■ Stated problem
Extract all lines from the data beneath that include the word "value".

■ Records for this task
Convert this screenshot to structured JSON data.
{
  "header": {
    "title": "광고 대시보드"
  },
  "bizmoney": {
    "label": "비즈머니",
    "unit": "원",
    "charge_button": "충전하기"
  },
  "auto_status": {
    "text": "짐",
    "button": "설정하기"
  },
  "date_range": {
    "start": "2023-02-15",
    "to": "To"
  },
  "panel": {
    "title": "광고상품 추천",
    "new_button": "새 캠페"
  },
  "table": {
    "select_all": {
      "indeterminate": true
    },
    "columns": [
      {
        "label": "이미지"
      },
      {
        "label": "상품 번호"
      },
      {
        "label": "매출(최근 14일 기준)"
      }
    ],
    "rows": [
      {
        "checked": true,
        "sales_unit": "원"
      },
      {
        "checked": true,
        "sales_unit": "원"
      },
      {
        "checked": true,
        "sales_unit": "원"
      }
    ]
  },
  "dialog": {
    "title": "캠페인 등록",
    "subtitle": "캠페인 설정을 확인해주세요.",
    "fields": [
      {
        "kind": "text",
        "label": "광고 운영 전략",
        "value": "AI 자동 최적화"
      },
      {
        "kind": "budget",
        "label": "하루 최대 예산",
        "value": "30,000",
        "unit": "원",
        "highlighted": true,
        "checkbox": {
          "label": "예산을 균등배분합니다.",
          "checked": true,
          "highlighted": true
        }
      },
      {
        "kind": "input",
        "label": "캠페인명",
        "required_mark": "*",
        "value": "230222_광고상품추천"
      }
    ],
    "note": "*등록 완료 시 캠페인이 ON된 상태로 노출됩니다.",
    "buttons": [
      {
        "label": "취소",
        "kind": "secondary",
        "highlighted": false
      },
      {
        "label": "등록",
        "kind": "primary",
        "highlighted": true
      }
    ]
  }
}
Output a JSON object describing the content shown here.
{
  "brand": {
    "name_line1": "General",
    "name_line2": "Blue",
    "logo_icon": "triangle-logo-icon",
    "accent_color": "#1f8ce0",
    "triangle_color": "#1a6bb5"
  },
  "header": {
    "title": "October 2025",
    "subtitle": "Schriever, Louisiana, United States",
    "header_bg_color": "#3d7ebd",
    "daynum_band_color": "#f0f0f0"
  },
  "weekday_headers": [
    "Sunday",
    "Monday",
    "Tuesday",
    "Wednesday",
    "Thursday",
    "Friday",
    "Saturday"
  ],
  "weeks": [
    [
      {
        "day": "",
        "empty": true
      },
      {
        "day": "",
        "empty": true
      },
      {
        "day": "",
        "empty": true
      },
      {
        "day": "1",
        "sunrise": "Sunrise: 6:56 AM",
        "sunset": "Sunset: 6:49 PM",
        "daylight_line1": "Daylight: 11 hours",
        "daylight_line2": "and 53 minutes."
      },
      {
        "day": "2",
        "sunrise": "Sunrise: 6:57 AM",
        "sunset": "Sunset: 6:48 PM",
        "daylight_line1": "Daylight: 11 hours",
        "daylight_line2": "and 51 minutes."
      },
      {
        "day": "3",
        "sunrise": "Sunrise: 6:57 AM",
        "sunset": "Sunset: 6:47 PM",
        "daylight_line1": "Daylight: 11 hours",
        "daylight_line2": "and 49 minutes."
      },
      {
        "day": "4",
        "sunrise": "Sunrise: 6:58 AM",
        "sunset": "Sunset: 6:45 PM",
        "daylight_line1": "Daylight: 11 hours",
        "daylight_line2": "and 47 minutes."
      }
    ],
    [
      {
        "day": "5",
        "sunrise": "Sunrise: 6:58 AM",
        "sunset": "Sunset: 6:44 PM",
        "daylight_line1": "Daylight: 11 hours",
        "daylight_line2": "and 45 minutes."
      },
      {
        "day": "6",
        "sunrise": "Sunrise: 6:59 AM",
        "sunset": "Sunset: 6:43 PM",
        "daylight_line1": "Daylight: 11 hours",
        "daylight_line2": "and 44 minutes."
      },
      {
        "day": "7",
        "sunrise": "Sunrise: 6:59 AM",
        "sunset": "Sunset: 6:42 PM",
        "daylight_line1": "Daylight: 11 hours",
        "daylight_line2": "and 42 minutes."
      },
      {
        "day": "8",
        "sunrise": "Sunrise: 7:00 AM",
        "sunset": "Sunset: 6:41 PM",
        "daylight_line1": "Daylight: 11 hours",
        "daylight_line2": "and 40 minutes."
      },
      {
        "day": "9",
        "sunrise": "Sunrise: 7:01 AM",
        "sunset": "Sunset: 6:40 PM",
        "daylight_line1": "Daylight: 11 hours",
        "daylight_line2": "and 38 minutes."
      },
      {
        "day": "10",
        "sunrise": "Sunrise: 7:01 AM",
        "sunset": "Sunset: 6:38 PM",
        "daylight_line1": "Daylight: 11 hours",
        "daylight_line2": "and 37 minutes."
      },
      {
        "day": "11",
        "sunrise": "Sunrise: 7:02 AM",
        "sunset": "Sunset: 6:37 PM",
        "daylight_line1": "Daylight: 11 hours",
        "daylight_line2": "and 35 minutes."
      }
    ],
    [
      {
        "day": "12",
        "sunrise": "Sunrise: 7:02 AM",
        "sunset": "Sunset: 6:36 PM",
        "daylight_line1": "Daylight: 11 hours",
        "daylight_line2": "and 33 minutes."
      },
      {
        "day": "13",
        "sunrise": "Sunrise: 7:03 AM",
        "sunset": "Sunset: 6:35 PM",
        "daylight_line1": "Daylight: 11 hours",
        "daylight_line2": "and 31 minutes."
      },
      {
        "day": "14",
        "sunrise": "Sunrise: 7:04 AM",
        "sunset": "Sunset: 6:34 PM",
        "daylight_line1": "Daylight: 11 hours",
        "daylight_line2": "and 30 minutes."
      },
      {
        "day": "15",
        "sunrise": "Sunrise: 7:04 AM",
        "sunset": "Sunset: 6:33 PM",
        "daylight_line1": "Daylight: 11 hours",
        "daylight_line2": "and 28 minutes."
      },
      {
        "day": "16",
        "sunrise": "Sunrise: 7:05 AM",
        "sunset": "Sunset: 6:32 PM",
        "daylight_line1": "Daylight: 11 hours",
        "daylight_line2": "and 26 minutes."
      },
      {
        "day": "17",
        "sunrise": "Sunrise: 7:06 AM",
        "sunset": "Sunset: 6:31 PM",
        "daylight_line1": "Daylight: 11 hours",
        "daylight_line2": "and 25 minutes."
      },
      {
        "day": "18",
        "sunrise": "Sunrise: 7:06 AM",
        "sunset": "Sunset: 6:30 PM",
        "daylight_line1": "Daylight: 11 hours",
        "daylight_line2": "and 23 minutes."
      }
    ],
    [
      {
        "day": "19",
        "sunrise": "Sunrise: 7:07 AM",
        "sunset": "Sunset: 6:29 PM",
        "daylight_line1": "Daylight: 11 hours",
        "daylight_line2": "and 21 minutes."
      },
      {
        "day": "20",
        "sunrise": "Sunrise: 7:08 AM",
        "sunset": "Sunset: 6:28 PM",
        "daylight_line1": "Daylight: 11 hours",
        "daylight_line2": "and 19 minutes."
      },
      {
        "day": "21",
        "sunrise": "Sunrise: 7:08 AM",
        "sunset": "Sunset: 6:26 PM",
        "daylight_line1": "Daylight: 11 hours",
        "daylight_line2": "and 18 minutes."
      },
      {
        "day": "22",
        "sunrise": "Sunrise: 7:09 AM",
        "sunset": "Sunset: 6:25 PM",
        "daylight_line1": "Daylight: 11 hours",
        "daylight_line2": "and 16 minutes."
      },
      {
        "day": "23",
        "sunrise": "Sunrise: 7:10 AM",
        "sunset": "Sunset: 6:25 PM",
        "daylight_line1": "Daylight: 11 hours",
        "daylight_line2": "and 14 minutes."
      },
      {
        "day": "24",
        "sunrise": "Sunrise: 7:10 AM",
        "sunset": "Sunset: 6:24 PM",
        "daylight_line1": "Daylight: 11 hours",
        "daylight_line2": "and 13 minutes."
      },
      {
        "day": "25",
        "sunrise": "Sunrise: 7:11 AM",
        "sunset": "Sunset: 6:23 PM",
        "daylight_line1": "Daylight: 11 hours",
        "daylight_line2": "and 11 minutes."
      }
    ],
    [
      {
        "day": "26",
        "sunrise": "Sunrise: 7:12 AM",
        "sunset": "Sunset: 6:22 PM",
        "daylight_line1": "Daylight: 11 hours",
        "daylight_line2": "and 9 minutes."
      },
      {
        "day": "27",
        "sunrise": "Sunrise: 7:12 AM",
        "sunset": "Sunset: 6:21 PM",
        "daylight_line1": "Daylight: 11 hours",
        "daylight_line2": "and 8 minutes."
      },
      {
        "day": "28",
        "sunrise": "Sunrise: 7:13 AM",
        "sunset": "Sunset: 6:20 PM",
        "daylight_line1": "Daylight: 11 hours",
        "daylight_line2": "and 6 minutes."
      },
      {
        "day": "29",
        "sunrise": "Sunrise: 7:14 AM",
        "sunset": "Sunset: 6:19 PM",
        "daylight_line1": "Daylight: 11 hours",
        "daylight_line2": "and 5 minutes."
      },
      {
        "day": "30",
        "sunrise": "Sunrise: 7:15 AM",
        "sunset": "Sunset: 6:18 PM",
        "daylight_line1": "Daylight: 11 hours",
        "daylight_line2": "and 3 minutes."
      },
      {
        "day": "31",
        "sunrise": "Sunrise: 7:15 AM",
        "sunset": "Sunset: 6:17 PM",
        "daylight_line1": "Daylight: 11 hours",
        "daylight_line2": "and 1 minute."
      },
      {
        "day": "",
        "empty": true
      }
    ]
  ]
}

■ Output
        "value": "AI 자동 최적화"
        "value": "30,000",
        "value": "230222_광고상품추천"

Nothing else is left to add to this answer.